## BEGIN

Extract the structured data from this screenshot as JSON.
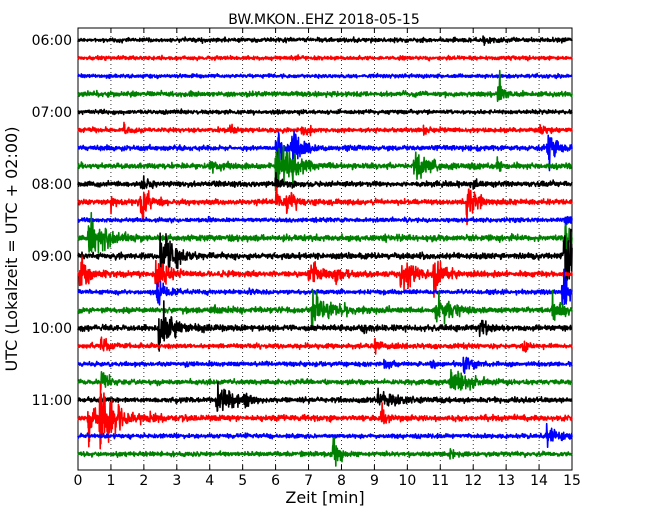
{
  "chart_data": {
    "type": "line",
    "title": "BW.MKON..EHZ 2018-05-15",
    "xlabel": "Zeit  [min]",
    "ylabel": "UTC (Lokalzeit = UTC + 02:00)",
    "xlim": [
      0,
      15
    ],
    "x_ticks": [
      0,
      1,
      2,
      3,
      4,
      5,
      6,
      7,
      8,
      9,
      10,
      11,
      12,
      13,
      14,
      15
    ],
    "x_tick_labels": [
      "0",
      "1",
      "2",
      "3",
      "4",
      "5",
      "6",
      "7",
      "8",
      "9",
      "10",
      "11",
      "12",
      "13",
      "14",
      "15"
    ],
    "grid": "vertical-dotted",
    "trace_interval_minutes": 15,
    "time_labels": [
      {
        "label": "06:00",
        "trace_index": 0
      },
      {
        "label": "07:00",
        "trace_index": 4
      },
      {
        "label": "08:00",
        "trace_index": 8
      },
      {
        "label": "09:00",
        "trace_index": 12
      },
      {
        "label": "10:00",
        "trace_index": 16
      },
      {
        "label": "11:00",
        "trace_index": 20
      }
    ],
    "color_cycle": [
      "#000000",
      "#ff0000",
      "#0000ff",
      "#008000"
    ],
    "traces": [
      {
        "start": "06:00",
        "noise": 1.6,
        "events": [
          [
            12.3,
            3,
            0.5
          ]
        ]
      },
      {
        "start": "06:15",
        "noise": 1.4,
        "events": []
      },
      {
        "start": "06:30",
        "noise": 1.4,
        "events": []
      },
      {
        "start": "06:45",
        "noise": 1.8,
        "events": [
          [
            12.75,
            16,
            0.3
          ]
        ]
      },
      {
        "start": "07:00",
        "noise": 1.5,
        "events": []
      },
      {
        "start": "07:15",
        "noise": 1.6,
        "events": [
          [
            1.4,
            5,
            0.2
          ],
          [
            4.6,
            4,
            0.3
          ],
          [
            6.8,
            6,
            0.4
          ],
          [
            10.5,
            4,
            0.3
          ],
          [
            14.0,
            6,
            0.2
          ]
        ]
      },
      {
        "start": "07:30",
        "noise": 1.8,
        "events": [
          [
            6.0,
            20,
            0.5
          ],
          [
            6.5,
            18,
            0.6
          ],
          [
            14.25,
            16,
            0.4
          ]
        ]
      },
      {
        "start": "07:45",
        "noise": 2.0,
        "events": [
          [
            6.0,
            28,
            0.8
          ],
          [
            6.5,
            6,
            0.5
          ],
          [
            10.2,
            12,
            0.8
          ],
          [
            12.7,
            6,
            0.3
          ],
          [
            4.0,
            3,
            1.0
          ]
        ]
      },
      {
        "start": "08:00",
        "noise": 2.0,
        "events": [
          [
            1.9,
            8,
            0.4
          ],
          [
            6.0,
            6,
            0.5
          ],
          [
            12.0,
            4,
            0.3
          ]
        ]
      },
      {
        "start": "08:15",
        "noise": 1.9,
        "events": [
          [
            1.0,
            5,
            0.3
          ],
          [
            1.9,
            16,
            0.6
          ],
          [
            6.0,
            8,
            0.5
          ],
          [
            6.3,
            8,
            0.6
          ],
          [
            11.8,
            14,
            0.6
          ]
        ]
      },
      {
        "start": "08:30",
        "noise": 1.5,
        "events": [
          [
            14.8,
            8,
            0.2
          ]
        ]
      },
      {
        "start": "08:45",
        "noise": 2.2,
        "events": [
          [
            0.3,
            18,
            1.0
          ],
          [
            0.7,
            5,
            0.4
          ],
          [
            14.8,
            28,
            0.3
          ]
        ]
      },
      {
        "start": "09:00",
        "noise": 2.2,
        "events": [
          [
            2.5,
            22,
            0.8
          ],
          [
            14.75,
            40,
            0.6
          ]
        ]
      },
      {
        "start": "09:15",
        "noise": 2.0,
        "events": [
          [
            0.05,
            24,
            0.4
          ],
          [
            2.35,
            16,
            0.6
          ],
          [
            7.0,
            12,
            0.6
          ],
          [
            7.8,
            8,
            0.5
          ],
          [
            9.8,
            20,
            0.6
          ],
          [
            10.8,
            18,
            0.5
          ]
        ]
      },
      {
        "start": "09:30",
        "noise": 1.6,
        "events": [
          [
            2.4,
            10,
            0.5
          ],
          [
            5.2,
            4,
            0.2
          ],
          [
            14.7,
            24,
            0.3
          ]
        ]
      },
      {
        "start": "09:45",
        "noise": 2.0,
        "events": [
          [
            7.1,
            14,
            1.0
          ],
          [
            10.85,
            12,
            0.9
          ],
          [
            14.4,
            10,
            0.6
          ],
          [
            4.0,
            3,
            1.0
          ]
        ]
      },
      {
        "start": "10:00",
        "noise": 2.1,
        "events": [
          [
            2.45,
            18,
            0.9
          ],
          [
            8.6,
            5,
            0.3
          ],
          [
            12.2,
            12,
            0.3
          ]
        ]
      },
      {
        "start": "10:15",
        "noise": 1.7,
        "events": [
          [
            0.7,
            12,
            0.3
          ],
          [
            9.0,
            5,
            0.4
          ],
          [
            13.5,
            6,
            0.3
          ]
        ]
      },
      {
        "start": "10:30",
        "noise": 1.6,
        "events": [
          [
            9.3,
            5,
            0.3
          ],
          [
            10.7,
            6,
            0.3
          ],
          [
            11.7,
            12,
            0.4
          ]
        ]
      },
      {
        "start": "10:45",
        "noise": 1.8,
        "events": [
          [
            0.7,
            10,
            0.4
          ],
          [
            11.3,
            10,
            1.0
          ]
        ]
      },
      {
        "start": "11:00",
        "noise": 1.9,
        "events": [
          [
            4.2,
            16,
            0.8
          ],
          [
            5.0,
            4,
            0.5
          ],
          [
            9.1,
            7,
            1.0
          ]
        ]
      },
      {
        "start": "11:15",
        "noise": 2.0,
        "events": [
          [
            0.3,
            14,
            0.5
          ],
          [
            0.65,
            22,
            1.2
          ],
          [
            9.2,
            8,
            0.4
          ]
        ]
      },
      {
        "start": "11:30",
        "noise": 1.6,
        "events": [
          [
            14.2,
            8,
            0.8
          ]
        ]
      },
      {
        "start": "11:45",
        "noise": 1.7,
        "events": [
          [
            7.75,
            14,
            0.3
          ],
          [
            11.3,
            5,
            0.2
          ]
        ]
      }
    ]
  }
}
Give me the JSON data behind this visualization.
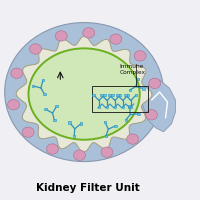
{
  "title": "Kidney Filter Unit",
  "title_fontsize": 7.5,
  "fig_bg": "#f0f0f4",
  "outer_blob_color": "#aabfd8",
  "outer_blob_edge": "#8899b0",
  "bumpy_fill": "#e8e8d8",
  "bumpy_edge": "#a0a080",
  "pink_color": "#d899b8",
  "pink_edge": "#b07898",
  "inner_fill": "#d0e8b8",
  "inner_edge": "#6ab020",
  "ab_color": "#60c8e8",
  "ab_edge": "#3090c0",
  "arrow_color": "#111111",
  "label_color": "#111111",
  "box_edge": "#111111",
  "right_tail_color": "#b8ccdc"
}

## END

» To be done:
Omit the pictures, then quote the rest of the material above exactly.

» Finished answer:
Extract the structured data from this screenshot as JSON.
{
  "chart_data": {
    "type": "line",
    "title": "BW.MKON..EHZ 2018-05-15",
    "xlabel": "Zeit  [min]",
    "ylabel": "UTC (Lokalzeit = UTC + 02:00)",
    "xlim": [
      0,
      15
    ],
    "x_ticks": [
      0,
      1,
      2,
      3,
      4,
      5,
      6,
      7,
      8,
      9,
      10,
      11,
      12,
      13,
      14,
      15
    ],
    "x_tick_labels": [
      "0",
      "1",
      "2",
      "3",
      "4",
      "5",
      "6",
      "7",
      "8",
      "9",
      "10",
      "11",
      "12",
      "13",
      "14",
      "15"
    ],
    "grid": "vertical-dotted",
    "trace_interval_minutes": 15,
    "time_labels": [
      {
        "label": "06:00",
        "trace_index": 0
      },
      {
        "label": "07:00",
        "trace_index": 4
      },
      {
        "label": "08:00",
        "trace_index": 8
      },
      {
        "label": "09:00",
        "trace_index": 12
      },
      {
        "label": "10:00",
        "trace_index": 16
      },
      {
        "label": "11:00",
        "trace_index": 20
      }
    ],
    "color_cycle": [
      "#000000",
      "#ff0000",
      "#0000ff",
      "#008000"
    ],
    "traces": [
      {
        "start": "06:00",
        "noise": 1.6,
        "events": [
          [
            12.3,
            3,
            0.5
          ]
        ]
      },
      {
        "start": "06:15",
        "noise": 1.4,
        "events": []
      },
      {
        "start": "06:30",
        "noise": 1.4,
        "events": []
      },
      {
        "start": "06:45",
        "noise": 1.8,
        "events": [
          [
            12.75,
            16,
            0.3
          ]
        ]
      },
      {
        "start": "07:00",
        "noise": 1.5,
        "events": []
      },
      {
        "start": "07:15",
        "noise": 1.6,
        "events": [
          [
            1.4,
            5,
            0.2
          ],
          [
            4.6,
            4,
            0.3
          ],
          [
            6.8,
            6,
            0.4
          ],
          [
            10.5,
            4,
            0.3
          ],
          [
            14.0,
            6,
            0.2
          ]
        ]
      },
      {
        "start": "07:30",
        "noise": 1.8,
        "events": [
          [
            6.0,
            20,
            0.5
          ],
          [
            6.5,
            18,
            0.6
          ],
          [
            14.25,
            16,
            0.4
          ]
        ]
      },
      {
        "start": "07:45",
        "noise": 2.0,
        "events": [
          [
            6.0,
            28,
            0.8
          ],
          [
            6.5,
            6,
            0.5
          ],
          [
            10.2,
            12,
            0.8
          ],
          [
            12.7,
            6,
            0.3
          ],
          [
            4.0,
            3,
            1.0
          ]
        ]
      },
      {
        "start": "08:00",
        "noise": 2.0,
        "events": [
          [
            1.9,
            8,
            0.4
          ],
          [
            6.0,
            6,
            0.5
          ],
          [
            12.0,
            4,
            0.3
          ]
        ]
      },
      {
        "start": "08:15",
        "noise": 1.9,
        "events": [
          [
            1.0,
            5,
            0.3
          ],
          [
            1.9,
            16,
            0.6
          ],
          [
            6.0,
            8,
            0.5
          ],
          [
            6.3,
            8,
            0.6
          ],
          [
            11.8,
            14,
            0.6
          ]
        ]
      },
      {
        "start": "08:30",
        "noise": 1.5,
        "events": [
          [
            14.8,
            8,
            0.2
          ]
        ]
      },
      {
        "start": "08:45",
        "noise": 2.2,
        "events": [
          [
            0.3,
            18,
            1.0
          ],
          [
            0.7,
            5,
            0.4
          ],
          [
            14.8,
            28,
            0.3
          ]
        ]
      },
      {
        "start": "09:00",
        "noise": 2.2,
        "events": [
          [
            2.5,
            22,
            0.8
          ],
          [
            14.75,
            40,
            0.6
          ]
        ]
      },
      {
        "start": "09:15",
        "noise": 2.0,
        "events": [
          [
            0.05,
            24,
            0.4
          ],
          [
            2.35,
            16,
            0.6
          ],
          [
            7.0,
            12,
            0.6
          ],
          [
            7.8,
            8,
            0.5
          ],
          [
            9.8,
            20,
            0.6
          ],
          [
            10.8,
            18,
            0.5
          ]
        ]
      },
      {
        "start": "09:30",
        "noise": 1.6,
        "events": [
          [
            2.4,
            10,
            0.5
          ],
          [
            5.2,
            4,
            0.2
          ],
          [
            14.7,
            24,
            0.3
          ]
        ]
      },
      {
        "start": "09:45",
        "noise": 2.0,
        "events": [
          [
            7.1,
            14,
            1.0
          ],
          [
            10.85,
            12,
            0.9
          ],
          [
            14.4,
            10,
            0.6
          ],
          [
            4.0,
            3,
            1.0
          ]
        ]
      },
      {
        "start": "10:00",
        "noise": 2.1,
        "events": [
          [
            2.45,
            18,
            0.9
          ],
          [
            8.6,
            5,
            0.3
          ],
          [
            12.2,
            12,
            0.3
          ]
        ]
      },
      {
        "start": "10:15",
        "noise": 1.7,
        "events": [
          [
            0.7,
            12,
            0.3
          ],
          [
            9.0,
            5,
            0.4
          ],
          [
            13.5,
            6,
            0.3
          ]
        ]
      },
      {
        "start": "10:30",
        "noise": 1.6,
        "events": [
          [
            9.3,
            5,
            0.3
          ],
          [
            10.7,
            6,
            0.3
          ],
          [
            11.7,
            12,
            0.4
          ]
        ]
      },
      {
        "start": "10:45",
        "noise": 1.8,
        "events": [
          [
            0.7,
            10,
            0.4
          ],
          [
            11.3,
            10,
            1.0
          ]
        ]
      },
      {
        "start": "11:00",
        "noise": 1.9,
        "events": [
          [
            4.2,
            16,
            0.8
          ],
          [
            5.0,
            4,
            0.5
          ],
          [
            9.1,
            7,
            1.0
          ]
        ]
      },
      {
        "start": "11:15",
        "noise": 2.0,
        "events": [
          [
            0.3,
            14,
            0.5
          ],
          [
            0.65,
            22,
            1.2
          ],
          [
            9.2,
            8,
            0.4
          ]
        ]
      },
      {
        "start": "11:30",
        "noise": 1.6,
        "events": [
          [
            14.2,
            8,
            0.8
          ]
        ]
      },
      {
        "start": "11:45",
        "noise": 1.7,
        "events": [
          [
            7.75,
            14,
            0.3
          ],
          [
            11.3,
            5,
            0.2
          ]
        ]
      }
    ]
  }
}
Give me the JSON data behind this visualization.
{
  "title": "Kidney Filter Unit",
  "title_fontsize": 7.5,
  "fig_bg": "#f0f0f4",
  "outer_blob_color": "#aabfd8",
  "outer_blob_edge": "#8899b0",
  "bumpy_fill": "#e8e8d8",
  "bumpy_edge": "#a0a080",
  "pink_color": "#d899b8",
  "pink_edge": "#b07898",
  "inner_fill": "#d0e8b8",
  "inner_edge": "#6ab020",
  "ab_color": "#60c8e8",
  "ab_edge": "#3090c0",
  "arrow_color": "#111111",
  "label_color": "#111111",
  "box_edge": "#111111",
  "right_tail_color": "#b8ccdc"
}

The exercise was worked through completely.